Short task: Your task is to reproduce the material exactly.

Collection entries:
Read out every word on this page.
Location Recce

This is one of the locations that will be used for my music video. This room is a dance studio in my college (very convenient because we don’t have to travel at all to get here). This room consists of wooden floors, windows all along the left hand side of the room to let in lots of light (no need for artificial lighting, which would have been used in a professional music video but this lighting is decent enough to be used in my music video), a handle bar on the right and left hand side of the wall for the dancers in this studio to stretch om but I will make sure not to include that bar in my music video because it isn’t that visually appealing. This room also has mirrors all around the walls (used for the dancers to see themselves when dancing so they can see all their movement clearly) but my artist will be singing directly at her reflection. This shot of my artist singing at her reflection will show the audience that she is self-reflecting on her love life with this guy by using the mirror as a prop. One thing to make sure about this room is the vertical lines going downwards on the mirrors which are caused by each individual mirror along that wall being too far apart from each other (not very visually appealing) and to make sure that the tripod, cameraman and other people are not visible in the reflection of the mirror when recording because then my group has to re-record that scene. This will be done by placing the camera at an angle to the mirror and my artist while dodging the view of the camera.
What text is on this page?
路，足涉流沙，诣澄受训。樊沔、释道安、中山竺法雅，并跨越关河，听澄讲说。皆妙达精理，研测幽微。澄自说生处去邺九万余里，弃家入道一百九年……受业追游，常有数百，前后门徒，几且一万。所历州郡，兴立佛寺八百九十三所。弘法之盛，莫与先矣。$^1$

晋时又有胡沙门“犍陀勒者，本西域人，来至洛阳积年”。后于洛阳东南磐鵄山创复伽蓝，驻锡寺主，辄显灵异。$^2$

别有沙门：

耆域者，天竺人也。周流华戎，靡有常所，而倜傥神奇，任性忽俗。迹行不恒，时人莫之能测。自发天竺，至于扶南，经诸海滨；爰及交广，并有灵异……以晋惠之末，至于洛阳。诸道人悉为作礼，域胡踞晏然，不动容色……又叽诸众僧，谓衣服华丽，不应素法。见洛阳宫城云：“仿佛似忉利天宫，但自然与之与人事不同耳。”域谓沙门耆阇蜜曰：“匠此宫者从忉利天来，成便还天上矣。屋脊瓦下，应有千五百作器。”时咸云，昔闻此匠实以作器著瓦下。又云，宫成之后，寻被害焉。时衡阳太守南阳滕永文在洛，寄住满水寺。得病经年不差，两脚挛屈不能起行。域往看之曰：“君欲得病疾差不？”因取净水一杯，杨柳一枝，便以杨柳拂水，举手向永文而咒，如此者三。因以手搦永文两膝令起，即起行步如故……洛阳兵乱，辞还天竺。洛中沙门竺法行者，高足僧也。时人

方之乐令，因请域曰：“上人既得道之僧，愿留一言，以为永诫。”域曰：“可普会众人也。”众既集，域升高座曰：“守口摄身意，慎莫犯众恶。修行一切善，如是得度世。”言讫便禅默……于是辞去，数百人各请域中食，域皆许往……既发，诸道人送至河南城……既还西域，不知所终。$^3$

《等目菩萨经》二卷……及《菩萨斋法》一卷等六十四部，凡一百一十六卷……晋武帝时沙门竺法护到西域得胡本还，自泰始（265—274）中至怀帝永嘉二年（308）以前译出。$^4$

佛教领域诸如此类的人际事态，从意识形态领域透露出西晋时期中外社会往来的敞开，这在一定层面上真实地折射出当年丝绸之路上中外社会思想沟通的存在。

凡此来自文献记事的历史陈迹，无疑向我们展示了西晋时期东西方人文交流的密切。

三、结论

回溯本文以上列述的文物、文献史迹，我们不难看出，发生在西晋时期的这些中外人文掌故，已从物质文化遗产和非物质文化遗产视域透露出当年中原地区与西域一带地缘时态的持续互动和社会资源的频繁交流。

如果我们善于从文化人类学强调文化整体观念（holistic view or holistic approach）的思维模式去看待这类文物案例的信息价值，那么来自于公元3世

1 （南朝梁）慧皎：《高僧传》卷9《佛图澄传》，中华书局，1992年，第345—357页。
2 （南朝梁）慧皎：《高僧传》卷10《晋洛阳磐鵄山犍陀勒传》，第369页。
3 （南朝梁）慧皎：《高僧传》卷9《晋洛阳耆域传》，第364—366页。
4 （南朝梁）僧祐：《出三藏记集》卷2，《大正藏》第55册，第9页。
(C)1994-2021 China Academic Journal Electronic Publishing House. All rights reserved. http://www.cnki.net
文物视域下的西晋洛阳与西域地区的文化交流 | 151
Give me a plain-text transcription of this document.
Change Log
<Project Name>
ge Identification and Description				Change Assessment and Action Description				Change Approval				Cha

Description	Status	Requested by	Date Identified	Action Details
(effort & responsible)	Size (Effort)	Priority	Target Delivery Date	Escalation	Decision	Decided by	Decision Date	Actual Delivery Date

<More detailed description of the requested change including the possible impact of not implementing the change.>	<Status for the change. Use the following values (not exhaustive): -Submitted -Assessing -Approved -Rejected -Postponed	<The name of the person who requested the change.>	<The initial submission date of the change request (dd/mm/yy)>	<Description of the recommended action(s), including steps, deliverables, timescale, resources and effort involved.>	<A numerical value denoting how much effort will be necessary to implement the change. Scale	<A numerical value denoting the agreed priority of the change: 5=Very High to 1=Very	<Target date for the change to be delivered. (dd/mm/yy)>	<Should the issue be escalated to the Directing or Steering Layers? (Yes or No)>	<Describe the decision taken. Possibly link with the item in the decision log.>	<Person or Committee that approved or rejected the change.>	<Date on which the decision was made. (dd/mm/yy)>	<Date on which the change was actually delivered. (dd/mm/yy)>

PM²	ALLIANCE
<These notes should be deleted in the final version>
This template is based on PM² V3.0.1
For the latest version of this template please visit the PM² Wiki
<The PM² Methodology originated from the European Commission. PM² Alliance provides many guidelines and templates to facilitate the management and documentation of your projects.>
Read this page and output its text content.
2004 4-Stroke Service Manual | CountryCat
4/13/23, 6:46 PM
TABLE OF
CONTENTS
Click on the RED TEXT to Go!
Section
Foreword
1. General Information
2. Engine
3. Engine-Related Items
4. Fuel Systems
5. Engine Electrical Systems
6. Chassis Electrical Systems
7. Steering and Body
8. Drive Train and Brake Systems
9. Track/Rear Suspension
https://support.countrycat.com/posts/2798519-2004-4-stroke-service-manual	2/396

Exercise output:
Read out every word on this page.
Location Recce

This is one of the locations that will be used for my music video. This room is a dance studio in my college (very convenient because we don’t have to travel at all to get here). This room consists of wooden floors, windows all along the left hand side of the room to let in lots of light (no need for artificial lighting, which would have been used in a professional music video but this lighting is decent enough to be used in my music video), a handle bar on the right and left hand side of the wall for the dancers in this studio to stretch om but I will make sure not to include that bar in my music video because it isn’t that visually appealing. This room also has mirrors all around the walls (used for the dancers to see themselves when dancing so they can see all their movement clearly) but my artist will be singing directly at her reflection. This shot of my artist singing at her reflection will show the audience that she is self-reflecting on her love life with this guy by using the mirror as a prop. One thing to make sure about this room is the vertical lines going downwards on the mirrors which are caused by each individual mirror along that wall being too far apart from each other (not very visually appealing) and to make sure that the tripod, cameraman and other people are not visible in the reflection of the mirror when recording because then my group has to re-record that scene. This will be done by placing the camera at an angle to the mirror and my artist while dodging the view of the camera.
What text is on this page?
路，足涉流沙，诣澄受训。樊沔、释道安、中山竺法雅，并跨越关河，听澄讲说。皆妙达精理，研测幽微。澄自说生处去邺九万余里，弃家入道一百九年……受业追游，常有数百，前后门徒，几且一万。所历州郡，兴立佛寺八百九十三所。弘法之盛，莫与先矣。$^1$

晋时又有胡沙门“犍陀勒者，本西域人，来至洛阳积年”。后于洛阳东南磐鵄山创复伽蓝，驻锡寺主，辄显灵异。$^2$

别有沙门：

耆域者，天竺人也。周流华戎，靡有常所，而倜傥神奇，任性忽俗。迹行不恒，时人莫之能测。自发天竺，至于扶南，经诸海滨；爰及交广，并有灵异……以晋惠之末，至于洛阳。诸道人悉为作礼，域胡踞晏然，不动容色……又叽诸众僧，谓衣服华丽，不应素法。见洛阳宫城云：“仿佛似忉利天宫，但自然与之与人事不同耳。”域谓沙门耆阇蜜曰：“匠此宫者从忉利天来，成便还天上矣。屋脊瓦下，应有千五百作器。”时咸云，昔闻此匠实以作器著瓦下。又云，宫成之后，寻被害焉。时衡阳太守南阳滕永文在洛，寄住满水寺。得病经年不差，两脚挛屈不能起行。域往看之曰：“君欲得病疾差不？”因取净水一杯，杨柳一枝，便以杨柳拂水，举手向永文而咒，如此者三。因以手搦永文两膝令起，即起行步如故……洛阳兵乱，辞还天竺。洛中沙门竺法行者，高足僧也。时人

方之乐令，因请域曰：“上人既得道之僧，愿留一言，以为永诫。”域曰：“可普会众人也。”众既集，域升高座曰：“守口摄身意，慎莫犯众恶。修行一切善，如是得度世。”言讫便禅默……于是辞去，数百人各请域中食，域皆许往……既发，诸道人送至河南城……既还西域，不知所终。$^3$

《等目菩萨经》二卷……及《菩萨斋法》一卷等六十四部，凡一百一十六卷……晋武帝时沙门竺法护到西域得胡本还，自泰始（265—274）中至怀帝永嘉二年（308）以前译出。$^4$

佛教领域诸如此类的人际事态，从意识形态领域透露出西晋时期中外社会往来的敞开，这在一定层面上真实地折射出当年丝绸之路上中外社会思想沟通的存在。

凡此来自文献记事的历史陈迹，无疑向我们展示了西晋时期东西方人文交流的密切。

三、结论

回溯本文以上列述的文物、文献史迹，我们不难看出，发生在西晋时期的这些中外人文掌故，已从物质文化遗产和非物质文化遗产视域透露出当年中原地区与西域一带地缘时态的持续互动和社会资源的频繁交流。

如果我们善于从文化人类学强调文化整体观念（holistic view or holistic approach）的思维模式去看待这类文物案例的信息价值，那么来自于公元3世

1 （南朝梁）慧皎：《高僧传》卷9《佛图澄传》，中华书局，1992年，第345—357页。
2 （南朝梁）慧皎：《高僧传》卷10《晋洛阳磐鵄山犍陀勒传》，第369页。
3 （南朝梁）慧皎：《高僧传》卷9《晋洛阳耆域传》，第364—366页。
4 （南朝梁）僧祐：《出三藏记集》卷2，《大正藏》第55册，第9页。
(C)1994-2021 China Academic Journal Electronic Publishing House. All rights reserved. http://www.cnki.net
文物视域下的西晋洛阳与西域地区的文化交流 | 151
Give me a plain-text transcription of this document.
Change Log
<Project Name>
ge Identification and Description				Change Assessment and Action Description				Change Approval				Cha

Description	Status	Requested by	Date Identified	Action Details
(effort & responsible)	Size (Effort)	Priority	Target Delivery Date	Escalation	Decision	Decided by	Decision Date	Actual Delivery Date

<More detailed description of the requested change including the possible impact of not implementing the change.>	<Status for the change. Use the following values (not exhaustive): -Submitted -Assessing -Approved -Rejected -Postponed	<The name of the person who requested the change.>	<The initial submission date of the change request (dd/mm/yy)>	<Description of the recommended action(s), including steps, deliverables, timescale, resources and effort involved.>	<A numerical value denoting how much effort will be necessary to implement the change. Scale	<A numerical value denoting the agreed priority of the change: 5=Very High to 1=Very	<Target date for the change to be delivered. (dd/mm/yy)>	<Should the issue be escalated to the Directing or Steering Layers? (Yes or No)>	<Describe the decision taken. Possibly link with the item in the decision log.>	<Person or Committee that approved or rejected the change.>	<Date on which the decision was made. (dd/mm/yy)>	<Date on which the change was actually delivered. (dd/mm/yy)>

PM²	ALLIANCE
<These notes should be deleted in the final version>
This template is based on PM² V3.0.1
For the latest version of this template please visit the PM² Wiki
<The PM² Methodology originated from the European Commission. PM² Alliance provides many guidelines and templates to facilitate the management and documentation of your projects.>
Read this page and output its text content.
2004 4-Stroke Service Manual | CountryCat
4/13/23, 6:46 PM
TABLE OF
CONTENTS
Click on the RED TEXT to Go!
Section
Foreword
1. General Information
2. Engine
3. Engine-Related Items
4. Fuel Systems
5. Engine Electrical Systems
6. Chassis Electrical Systems
7. Steering and Body
8. Drive Train and Brake Systems
9. Track/Rear Suspension
https://support.countrycat.com/posts/2798519-2004-4-stroke-service-manual	2/396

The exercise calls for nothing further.